#### [RECORDS FOR THIS TASK]
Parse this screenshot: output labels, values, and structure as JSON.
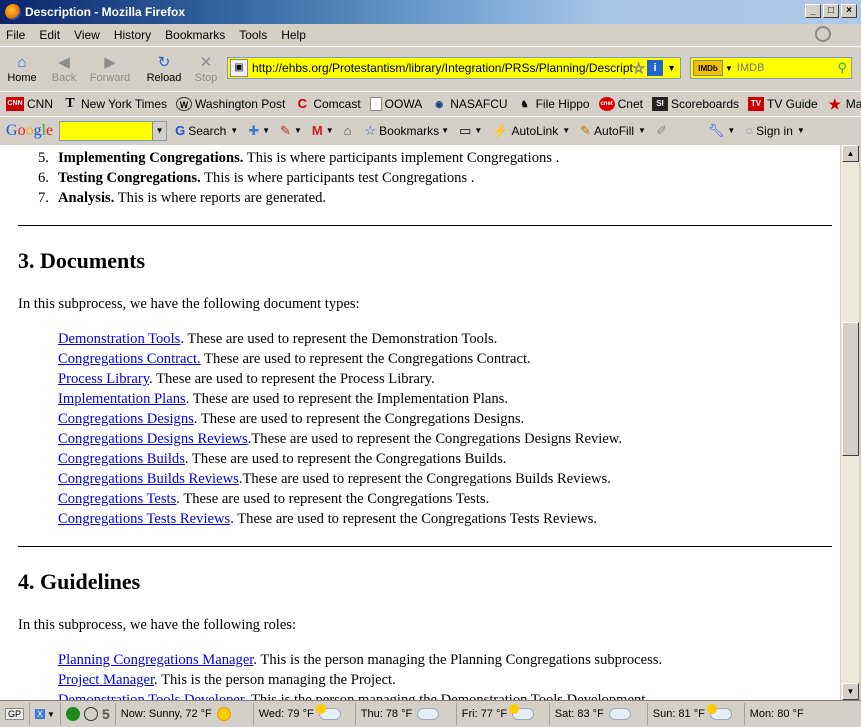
{
  "window": {
    "title": "Description - Mozilla Firefox"
  },
  "menu": [
    "File",
    "Edit",
    "View",
    "History",
    "Bookmarks",
    "Tools",
    "Help"
  ],
  "nav": {
    "home": "Home",
    "back": "Back",
    "forward": "Forward",
    "reload": "Reload",
    "stop": "Stop",
    "url": "http://ehbs.org/Protestantism/library/Integration/PRSs/Planning/Description",
    "search_placeholder": "IMDB",
    "search_engine": "IMDb"
  },
  "bookmarks": [
    {
      "label": "CNN",
      "icon": "cnn-icon",
      "badge": "CNN"
    },
    {
      "label": "New York Times",
      "icon": "nyt-icon",
      "badge": "T"
    },
    {
      "label": "Washington Post",
      "icon": "wapo-icon",
      "badge": "W"
    },
    {
      "label": "Comcast",
      "icon": "comcast-icon",
      "badge": "C"
    },
    {
      "label": "OOWA",
      "icon": "page-icon",
      "badge": ""
    },
    {
      "label": "NASAFCU",
      "icon": "nasafcu-icon",
      "badge": "N"
    },
    {
      "label": "File Hippo",
      "icon": "filehippo-icon",
      "badge": "F"
    },
    {
      "label": "Cnet",
      "icon": "cnet-icon",
      "badge": "c"
    },
    {
      "label": "Scoreboards",
      "icon": "si-icon",
      "badge": "SI"
    },
    {
      "label": "TV Guide",
      "icon": "tvguide-icon",
      "badge": "TV"
    },
    {
      "label": "MapQuest",
      "icon": "mapquest-icon",
      "badge": "★"
    }
  ],
  "google_toolbar": {
    "logo": "Google",
    "search": "Search",
    "bookmarks": "Bookmarks",
    "autolink": "AutoLink",
    "autofill": "AutoFill",
    "signin": "Sign in"
  },
  "content": {
    "list": [
      {
        "num": "5.",
        "bold": "Implementing Congregations.",
        "text": " This is where participants implement Congregations ."
      },
      {
        "num": "6.",
        "bold": "Testing Congregations.",
        "text": " This is where participants test Congregations ."
      },
      {
        "num": "7.",
        "bold": "Analysis.",
        "text": " This is where reports are generated."
      }
    ],
    "documents": {
      "heading": "3. Documents",
      "intro": "In this subprocess, we have the following document types:",
      "items": [
        {
          "link": "Demonstration Tools",
          "text": ". These are used to represent the Demonstration Tools."
        },
        {
          "link": "Congregations Contract.",
          "text": " These are used to represent the Congregations Contract."
        },
        {
          "link": "Process Library",
          "text": ". These are used to represent the Process Library."
        },
        {
          "link": "Implementation Plans",
          "text": ". These are used to represent the Implementation Plans."
        },
        {
          "link": "Congregations Designs",
          "text": ". These are used to represent the Congregations Designs."
        },
        {
          "link": "Congregations Designs Reviews",
          "text": ".These are used to represent the Congregations Designs Review."
        },
        {
          "link": "Congregations Builds",
          "text": ". These are used to represent the Congregations Builds."
        },
        {
          "link": "Congregations Builds Reviews",
          "text": ".These are used to represent the Congregations Builds Reviews."
        },
        {
          "link": "Congregations Tests",
          "text": ". These are used to represent the Congregations Tests."
        },
        {
          "link": "Congregations Tests Reviews",
          "text": ". These are used to represent the Congregations Tests Reviews."
        }
      ]
    },
    "guidelines": {
      "heading": "4. Guidelines",
      "intro": "In this subprocess, we have the following roles:",
      "items": [
        {
          "link": "Planning Congregations Manager",
          "text": ". This is the person managing the Planning Congregations subprocess."
        },
        {
          "link": "Project Manager",
          "text": ". This is the person managing the Project."
        },
        {
          "link": "Demonstration Tools Developer",
          "text": ". This is the person managing the Demonstration Tools Development."
        }
      ]
    }
  },
  "statusbar": {
    "gp": "GP",
    "count": "5",
    "weather": [
      {
        "label": "Now: Sunny, 72 °F",
        "icon": "sun-icon"
      },
      {
        "label": "Wed: 79 °F",
        "icon": "partly-cloudy-icon"
      },
      {
        "label": "Thu: 78 °F",
        "icon": "cloudy-icon"
      },
      {
        "label": "Fri: 77 °F",
        "icon": "partly-cloudy-icon"
      },
      {
        "label": "Sat: 83 °F",
        "icon": "cloudy-icon"
      },
      {
        "label": "Sun: 81 °F",
        "icon": "partly-cloudy-icon"
      },
      {
        "label": "Mon: 80 °F",
        "icon": ""
      }
    ]
  }
}
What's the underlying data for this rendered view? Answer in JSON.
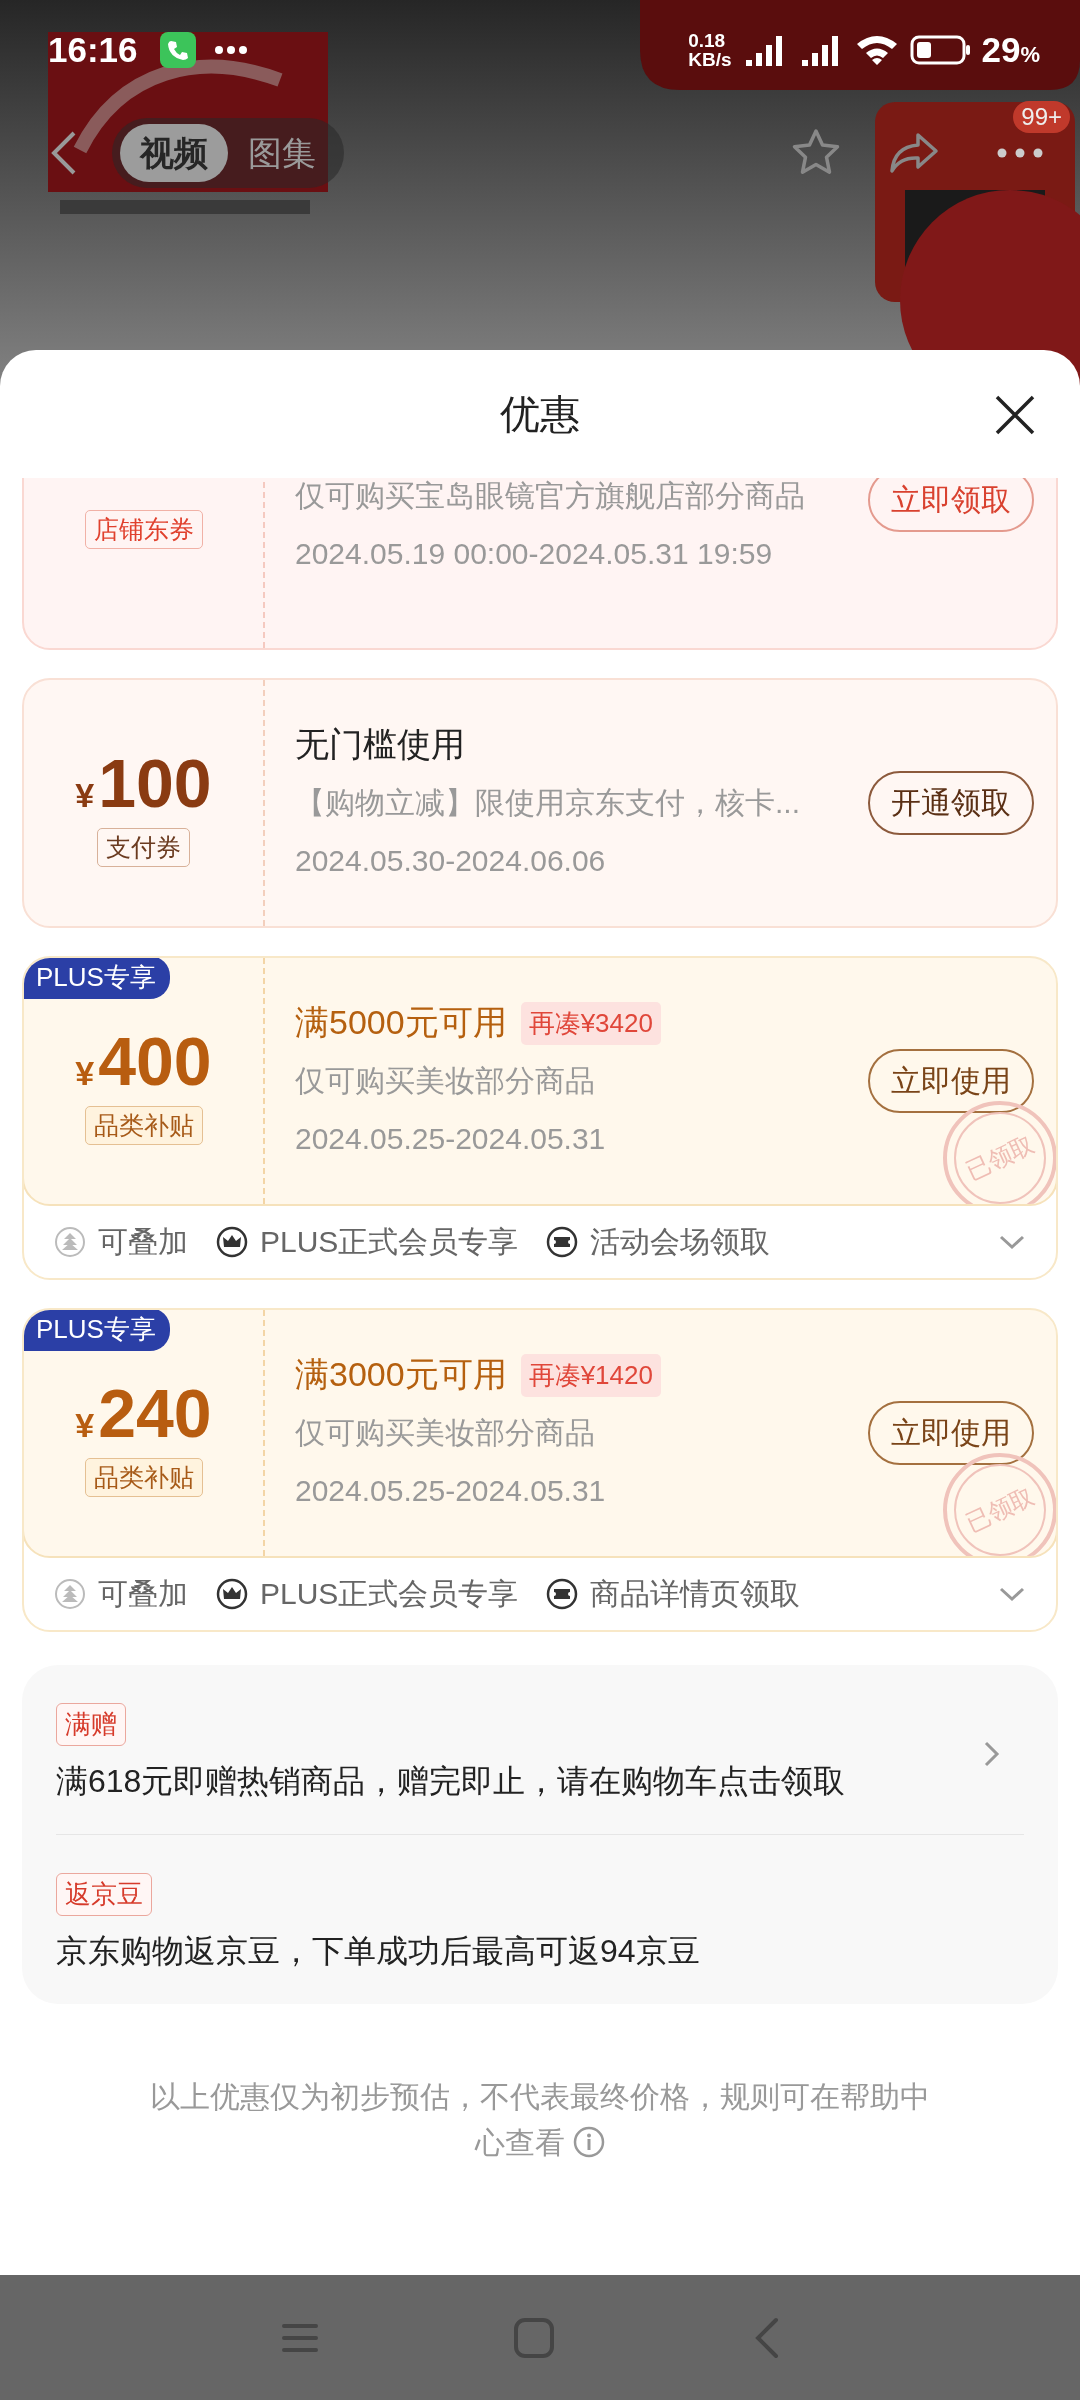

#### [SET PROBLEM]
Every record above should be transcribed exactly; the pictures stay out of the copy.

#### [COMPLETE OUTPUT]
Parse this screenshot: output labels, values, and structure as JSON.
{
  "window": {
    "title": "Description - Mozilla Firefox"
  },
  "menu": [
    "File",
    "Edit",
    "View",
    "History",
    "Bookmarks",
    "Tools",
    "Help"
  ],
  "nav": {
    "home": "Home",
    "back": "Back",
    "forward": "Forward",
    "reload": "Reload",
    "stop": "Stop",
    "url": "http://ehbs.org/Protestantism/library/Integration/PRSs/Planning/Description",
    "search_placeholder": "IMDB",
    "search_engine": "IMDb"
  },
  "bookmarks": [
    {
      "label": "CNN",
      "icon": "cnn-icon",
      "badge": "CNN"
    },
    {
      "label": "New York Times",
      "icon": "nyt-icon",
      "badge": "T"
    },
    {
      "label": "Washington Post",
      "icon": "wapo-icon",
      "badge": "W"
    },
    {
      "label": "Comcast",
      "icon": "comcast-icon",
      "badge": "C"
    },
    {
      "label": "OOWA",
      "icon": "page-icon",
      "badge": ""
    },
    {
      "label": "NASAFCU",
      "icon": "nasafcu-icon",
      "badge": "N"
    },
    {
      "label": "File Hippo",
      "icon": "filehippo-icon",
      "badge": "F"
    },
    {
      "label": "Cnet",
      "icon": "cnet-icon",
      "badge": "c"
    },
    {
      "label": "Scoreboards",
      "icon": "si-icon",
      "badge": "SI"
    },
    {
      "label": "TV Guide",
      "icon": "tvguide-icon",
      "badge": "TV"
    },
    {
      "label": "MapQuest",
      "icon": "mapquest-icon",
      "badge": "★"
    }
  ],
  "google_toolbar": {
    "logo": "Google",
    "search": "Search",
    "bookmarks": "Bookmarks",
    "autolink": "AutoLink",
    "autofill": "AutoFill",
    "signin": "Sign in"
  },
  "content": {
    "list": [
      {
        "num": "5.",
        "bold": "Implementing Congregations.",
        "text": " This is where participants implement Congregations ."
      },
      {
        "num": "6.",
        "bold": "Testing Congregations.",
        "text": " This is where participants test Congregations ."
      },
      {
        "num": "7.",
        "bold": "Analysis.",
        "text": " This is where reports are generated."
      }
    ],
    "documents": {
      "heading": "3. Documents",
      "intro": "In this subprocess, we have the following document types:",
      "items": [
        {
          "link": "Demonstration Tools",
          "text": ". These are used to represent the Demonstration Tools."
        },
        {
          "link": "Congregations Contract.",
          "text": " These are used to represent the Congregations Contract."
        },
        {
          "link": "Process Library",
          "text": ". These are used to represent the Process Library."
        },
        {
          "link": "Implementation Plans",
          "text": ". These are used to represent the Implementation Plans."
        },
        {
          "link": "Congregations Designs",
          "text": ". These are used to represent the Congregations Designs."
        },
        {
          "link": "Congregations Designs Reviews",
          "text": ".These are used to represent the Congregations Designs Review."
        },
        {
          "link": "Congregations Builds",
          "text": ". These are used to represent the Congregations Builds."
        },
        {
          "link": "Congregations Builds Reviews",
          "text": ".These are used to represent the Congregations Builds Reviews."
        },
        {
          "link": "Congregations Tests",
          "text": ". These are used to represent the Congregations Tests."
        },
        {
          "link": "Congregations Tests Reviews",
          "text": ". These are used to represent the Congregations Tests Reviews."
        }
      ]
    },
    "guidelines": {
      "heading": "4. Guidelines",
      "intro": "In this subprocess, we have the following roles:",
      "items": [
        {
          "link": "Planning Congregations Manager",
          "text": ". This is the person managing the Planning Congregations subprocess."
        },
        {
          "link": "Project Manager",
          "text": ". This is the person managing the Project."
        },
        {
          "link": "Demonstration Tools Developer",
          "text": ". This is the person managing the Demonstration Tools Development."
        }
      ]
    }
  },
  "statusbar": {
    "gp": "GP",
    "count": "5",
    "weather": [
      {
        "label": "Now: Sunny, 72 °F",
        "icon": "sun-icon"
      },
      {
        "label": "Wed: 79 °F",
        "icon": "partly-cloudy-icon"
      },
      {
        "label": "Thu: 78 °F",
        "icon": "cloudy-icon"
      },
      {
        "label": "Fri: 77 °F",
        "icon": "partly-cloudy-icon"
      },
      {
        "label": "Sat: 83 °F",
        "icon": "cloudy-icon"
      },
      {
        "label": "Sun: 81 °F",
        "icon": "partly-cloudy-icon"
      },
      {
        "label": "Mon: 80 °F",
        "icon": ""
      }
    ]
  }
}
What's the underlying data for this rendered view? Answer in JSON.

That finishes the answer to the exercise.